WHAT TO WORK ON:
Copy out every line in which the string "Peer" occurs.

DATA FOR THIS TASK:
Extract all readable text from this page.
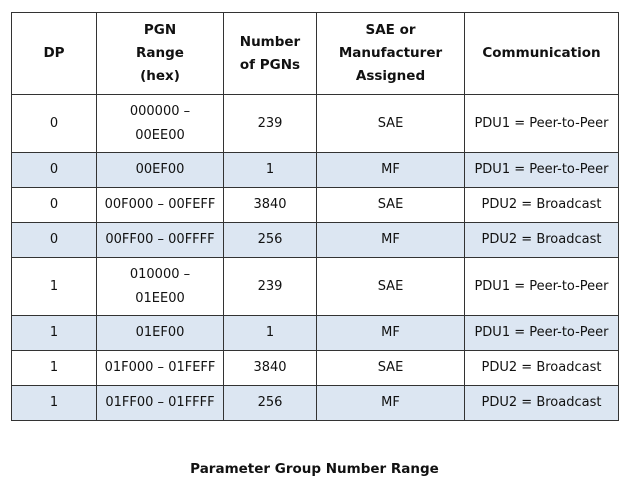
DP	PGN Range (hex)	Number of PGNs	SAE or Manufacturer Assigned	Communication
0	000000 – 00EE00	239	SAE	PDU1 = Peer-to-Peer
0	00EF00	1	MF	PDU1 = Peer-to-Peer
0	00F000 – 00FEFF	3840	SAE	PDU2 = Broadcast
0	00FF00 – 00FFFF	256	MF	PDU2 = Broadcast
1	010000 – 01EE00	239	SAE	PDU1 = Peer-to-Peer
1	01EF00	1	MF	PDU1 = Peer-to-Peer
1	01F000 – 01FEFF	3840	SAE	PDU2 = Broadcast
1	01FF00 – 01FFFF	256	MF	PDU2 = Broadcast
Parameter Group Number Range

RESULT:
0	000000 – 00EE00	239	SAE	PDU1 = Peer-to-Peer
0	00EF00	1	MF	PDU1 = Peer-to-Peer
1	010000 – 01EE00	239	SAE	PDU1 = Peer-to-Peer
1	01EF00	1	MF	PDU1 = Peer-to-Peer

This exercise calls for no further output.